Rewrite the rows as a numbered list, skipping any blank lines, starting with the line that contains "y-tick-label: 0.1 bbox=[107, 291, 128, 308]" and continuing through the last row.

[start of DATASET CONTENT]

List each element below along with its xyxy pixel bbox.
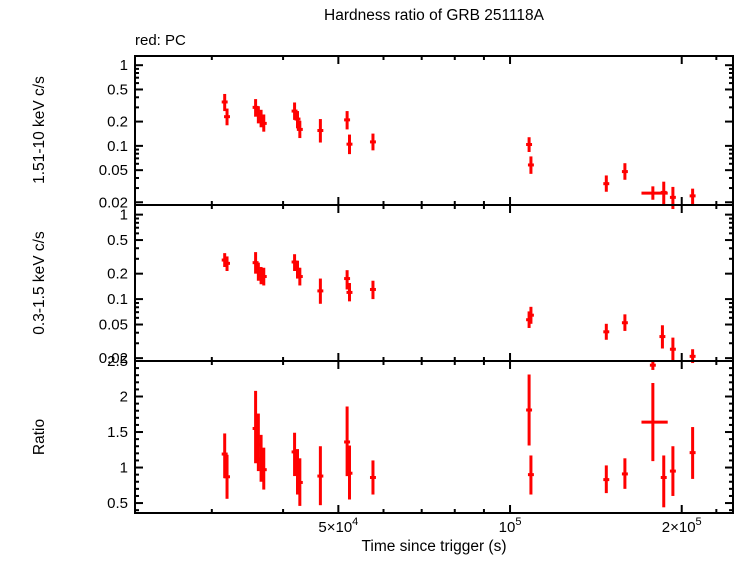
y-tick-label: 0.1 bbox=[107, 291, 128, 308]
x-tick-label: 105 bbox=[499, 516, 522, 536]
data-points bbox=[221, 252, 696, 370]
panel-soft: 1 0.5 0.2 0.1 0.05 0.02 bbox=[99, 204, 734, 370]
legend-mode-label: red: PC bbox=[135, 32, 186, 49]
y-tick-label: 1 bbox=[120, 460, 128, 477]
panel-frame bbox=[134, 204, 734, 362]
data-points bbox=[221, 374, 696, 508]
panel-frame bbox=[134, 360, 734, 514]
x-tick-label: 2×105 bbox=[662, 516, 702, 536]
y-tick-label: 2 bbox=[120, 389, 128, 406]
y-tick-label: 0.1 bbox=[107, 138, 128, 155]
y-tick-label: 1.5 bbox=[107, 424, 128, 441]
panel-frame bbox=[134, 55, 734, 206]
y-tick-label: 2.5 bbox=[107, 353, 128, 370]
panel-ratio: 2.5 2 1.5 1 0.5 bbox=[107, 353, 734, 514]
data-points bbox=[221, 93, 696, 210]
y-tick-label: 0.2 bbox=[107, 114, 128, 131]
y-tick-label: 0.2 bbox=[107, 266, 128, 283]
y-tick-label: 0.5 bbox=[107, 81, 128, 98]
y-tick-label: 0.5 bbox=[107, 232, 128, 249]
y-tick-label: 1 bbox=[120, 207, 128, 224]
y-tick-label: 0.05 bbox=[99, 317, 128, 334]
y-tick-label: 0.02 bbox=[99, 350, 128, 367]
panel-hard: 1 0.5 0.2 0.1 0.05 0.02 bbox=[99, 55, 734, 211]
y-tick-label: 1 bbox=[120, 57, 128, 74]
y-tick-label: 0.02 bbox=[99, 194, 128, 211]
y-tick-label: 0.5 bbox=[107, 495, 128, 512]
x-axis-label: Time since trigger (s) bbox=[361, 538, 507, 555]
x-tick-label: 5×104 bbox=[318, 516, 358, 536]
y-tick-label: 0.05 bbox=[99, 162, 128, 179]
chart-title: Hardness ratio of GRB 251118A bbox=[324, 7, 544, 24]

[end of DATASET CONTENT]

== ANSWER TO THIS TASK ==
1. y-tick-label: 0.1 bbox=[107, 291, 128, 308]
2. x-tick-label: 105 bbox=[499, 516, 522, 536]
3. data-points bbox=[221, 252, 696, 370]
4. panel-soft: 1 0.5 0.2 0.1 0.05 0.02 bbox=[99, 204, 734, 370]
5. legend-mode-label: red: PC bbox=[135, 32, 186, 49]
6. y-tick-label: 1 bbox=[120, 460, 128, 477]
7. panel-frame bbox=[134, 204, 734, 362]
8. data-points bbox=[221, 374, 696, 508]
9. panel-frame bbox=[134, 360, 734, 514]
10. x-tick-label: 2×105 bbox=[662, 516, 702, 536]
11. y-tick-label: 2 bbox=[120, 389, 128, 406]
12. y-tick-label: 0.1 bbox=[107, 138, 128, 155]
13. y-tick-label: 1.5 bbox=[107, 424, 128, 441]
14. panel-frame bbox=[134, 55, 734, 206]
15. y-tick-label: 2.5 bbox=[107, 353, 128, 370]
16. panel-ratio: 2.5 2 1.5 1 0.5 bbox=[107, 353, 734, 514]
17. data-points bbox=[221, 93, 696, 210]
18. y-tick-label: 0.2 bbox=[107, 114, 128, 131]
19. y-tick-label: 0.2 bbox=[107, 266, 128, 283]
20. y-tick-label: 0.5 bbox=[107, 81, 128, 98]
21. y-tick-label: 0.5 bbox=[107, 232, 128, 249]
22. y-tick-label: 1 bbox=[120, 207, 128, 224]
23. y-tick-label: 0.05 bbox=[99, 317, 128, 334]
24. y-tick-label: 0.02 bbox=[99, 350, 128, 367]
25. panel-hard: 1 0.5 0.2 0.1 0.05 0.02 bbox=[99, 55, 734, 211]
26. y-tick-label: 1 bbox=[120, 57, 128, 74]
27. y-tick-label: 0.02 bbox=[99, 194, 128, 211]
28. y-tick-label: 0.5 bbox=[107, 495, 128, 512]
29. x-axis-label: Time since trigger (s) bbox=[361, 538, 507, 555]
30. x-tick-label: 5×104 bbox=[318, 516, 358, 536]
31. y-tick-label: 0.05 bbox=[99, 162, 128, 179]
32. chart-title: Hardness ratio of GRB 251118A bbox=[324, 7, 544, 24]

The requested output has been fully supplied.